== Stated goal ==
Reply with nothing except the number of lines that contain the word "from".

== Material supplied ==

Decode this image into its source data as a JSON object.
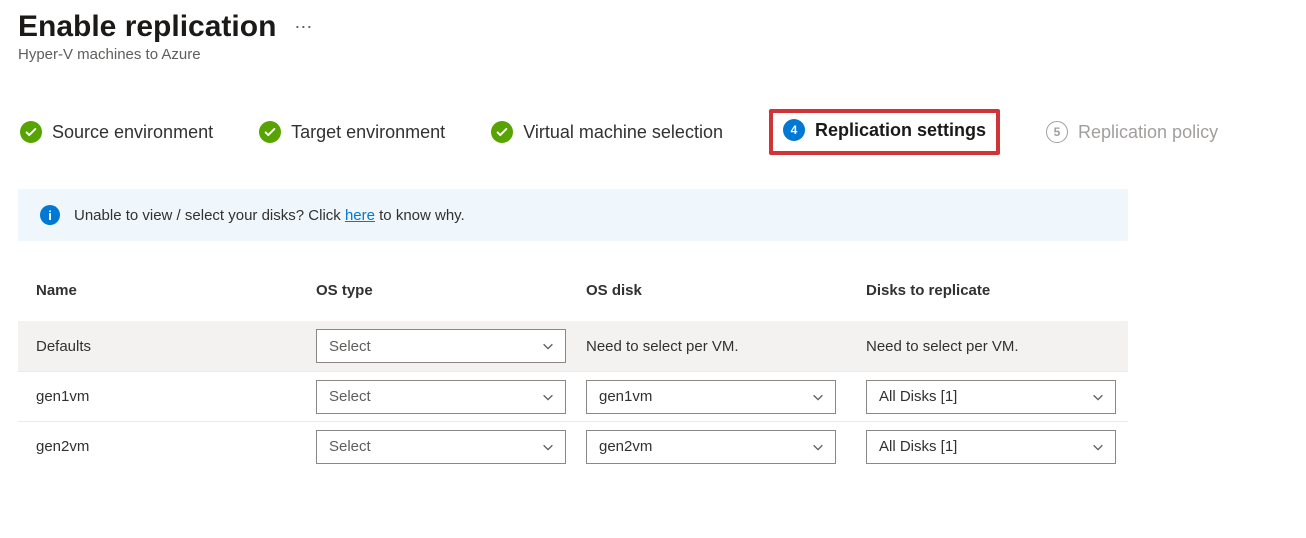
{
  "header": {
    "title": "Enable replication",
    "subtitle": "Hyper-V machines to Azure"
  },
  "steps": {
    "s1": "Source environment",
    "s2": "Target environment",
    "s3": "Virtual machine selection",
    "s4_num": "4",
    "s4": "Replication settings",
    "s5_num": "5",
    "s5": "Replication policy"
  },
  "info": {
    "text_a": "Unable to view / select your disks? Click ",
    "link": "here",
    "text_b": " to know why."
  },
  "table": {
    "headers": {
      "name": "Name",
      "os_type": "OS type",
      "os_disk": "OS disk",
      "disks": "Disks to replicate"
    },
    "defaults": {
      "name": "Defaults",
      "os_type_placeholder": "Select",
      "os_disk_text": "Need to select per VM.",
      "disks_text": "Need to select per VM."
    },
    "rows": [
      {
        "name": "gen1vm",
        "os_type": "Select",
        "os_disk": "gen1vm",
        "disks": "All Disks [1]"
      },
      {
        "name": "gen2vm",
        "os_type": "Select",
        "os_disk": "gen2vm",
        "disks": "All Disks [1]"
      }
    ]
  }
}
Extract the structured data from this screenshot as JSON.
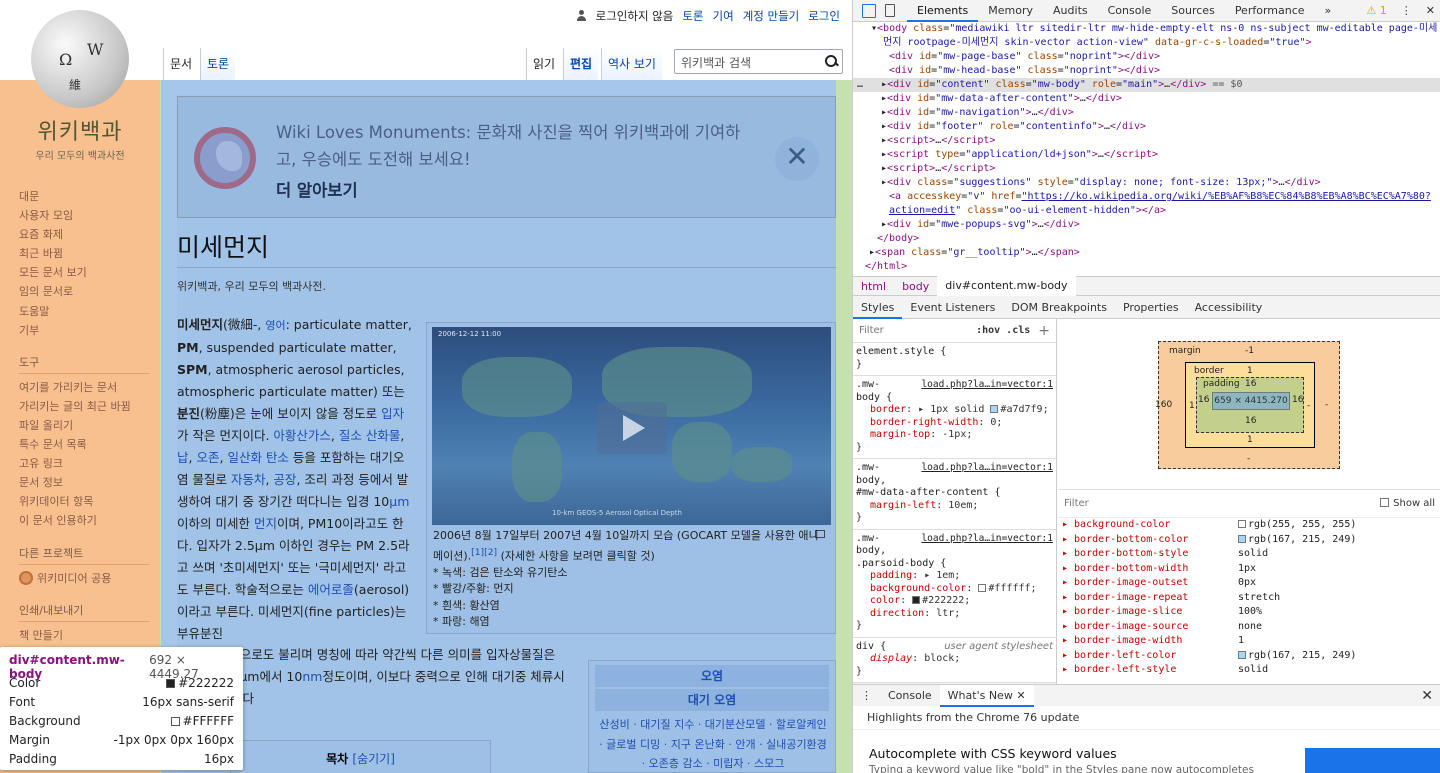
{
  "wiki": {
    "logo": {
      "title": "위키백과",
      "subtitle": "우리 모두의 백과사전",
      "glyphs": [
        "Ω",
        "W",
        "維"
      ]
    },
    "personal": {
      "not_logged_in": "로그인하지 않음",
      "talk": "토론",
      "contributions": "기여",
      "create_account": "계정 만들기",
      "login": "로그인"
    },
    "tabs": {
      "article": "문서",
      "talk": "토론",
      "read": "읽기",
      "edit": "편집",
      "history": "역사 보기"
    },
    "search": {
      "placeholder": "위키백과 검색"
    },
    "nav": {
      "main": [
        "대문",
        "사용자 모임",
        "요즘 화제",
        "최근 바뀜",
        "모든 문서 보기",
        "임의 문서로",
        "도움말",
        "기부"
      ],
      "tools_heading": "도구",
      "tools": [
        "여기를 가리키는 문서",
        "가리키는 글의 최근 바뀜",
        "파일 올리기",
        "특수 문서 목록",
        "고유 링크",
        "문서 정보",
        "위키데이터 항목",
        "이 문서 인용하기"
      ],
      "projects_heading": "다른 프로젝트",
      "projects": [
        "위키미디어 공용"
      ],
      "print_heading": "인쇄/내보내기",
      "print": [
        "책 만들기"
      ]
    },
    "banner": {
      "text": "Wiki Loves Monuments: 문화재 사진을 찍어 위키백과에 기여하고, 우승에도 도전해 보세요!",
      "more": "더 알아보기",
      "close": "✕"
    },
    "title": "미세먼지",
    "tagline": "위키백과, 우리 모두의 백과사전.",
    "thumb": {
      "timestamp": "2006-12-12 11:00",
      "video_caption": "10-km GEOS-5 Aerosol Optical Depth",
      "caption": "2006년 8월 17일부터 2007년 4월 10일까지 모습 (GOCART 모델을 사용한 애니메이션).",
      "ref": "[1][2]",
      "caption2": " (자세한 사항을 보려면 클릭할 것)",
      "items": [
        "* 녹색: 검은 탄소와 유기탄소",
        "* 빨강/주황: 먼지",
        "* 흰색: 황산염",
        "* 파랑: 해염"
      ]
    },
    "infobox": {
      "h1": "오염",
      "h2": "대기 오염",
      "links": "산성비 · 대기질 지수 · 대기분산모델 · 할로알케인 · 글로벌 디밍 · 지구 온난화 · 안개 · 실내공기환경 · 오존층 감소 · 미립자 · 스모그"
    },
    "toc": {
      "title": "목차",
      "toggle": "[숨기기]"
    }
  },
  "tooltip": {
    "selector": "div#content.mw-body",
    "size": "692 × 4449.27",
    "rows": [
      {
        "k": "Color",
        "v": "#222222",
        "swatch": "#222222"
      },
      {
        "k": "Font",
        "v": "16px sans-serif"
      },
      {
        "k": "Background",
        "v": "#FFFFFF",
        "swatch": "#FFFFFF"
      },
      {
        "k": "Margin",
        "v": "-1px 0px 0px 160px"
      },
      {
        "k": "Padding",
        "v": "16px"
      }
    ]
  },
  "devtools": {
    "tabs": [
      "Elements",
      "Memory",
      "Audits",
      "Console",
      "Sources",
      "Performance"
    ],
    "more": "»",
    "warning_count": "1",
    "breadcrumbs": [
      "html",
      "body",
      "div#content.mw-body"
    ],
    "subtabs": [
      "Styles",
      "Event Listeners",
      "DOM Breakpoints",
      "Properties",
      "Accessibility"
    ],
    "styles_filter": "Filter",
    "hov": ":hov  .cls",
    "plus": "+",
    "box_model": {
      "margin_label": "margin",
      "margin_top": "-1",
      "margin_left": "160",
      "margin_right": "-",
      "margin_bottom": "-",
      "border_label": "border",
      "border": "1",
      "border_right": "-",
      "padding_label": "padding",
      "padding": "16",
      "content": "659 × 4415.270"
    },
    "computed_filter": "Filter",
    "show_all": "Show all",
    "computed": [
      {
        "n": "background-color",
        "v": "rgb(255, 255, 255)",
        "swatch": "#ffffff"
      },
      {
        "n": "border-bottom-color",
        "v": "rgb(167, 215, 249)",
        "swatch": "#a7d7f9"
      },
      {
        "n": "border-bottom-style",
        "v": "solid"
      },
      {
        "n": "border-bottom-width",
        "v": "1px"
      },
      {
        "n": "border-image-outset",
        "v": "0px"
      },
      {
        "n": "border-image-repeat",
        "v": "stretch"
      },
      {
        "n": "border-image-slice",
        "v": "100%"
      },
      {
        "n": "border-image-source",
        "v": "none"
      },
      {
        "n": "border-image-width",
        "v": "1"
      },
      {
        "n": "border-left-color",
        "v": "rgb(167, 215, 249)",
        "swatch": "#a7d7f9"
      },
      {
        "n": "border-left-style",
        "v": "solid"
      }
    ],
    "drawer": {
      "console": "Console",
      "whats_new": "What's New",
      "highlights": "Highlights from the Chrome 76 update",
      "headline": "Autocomplete with CSS keyword values",
      "desc": "Typing a keyword value like \"bold\" in the Styles pane now autocompletes"
    }
  }
}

== Result ==
2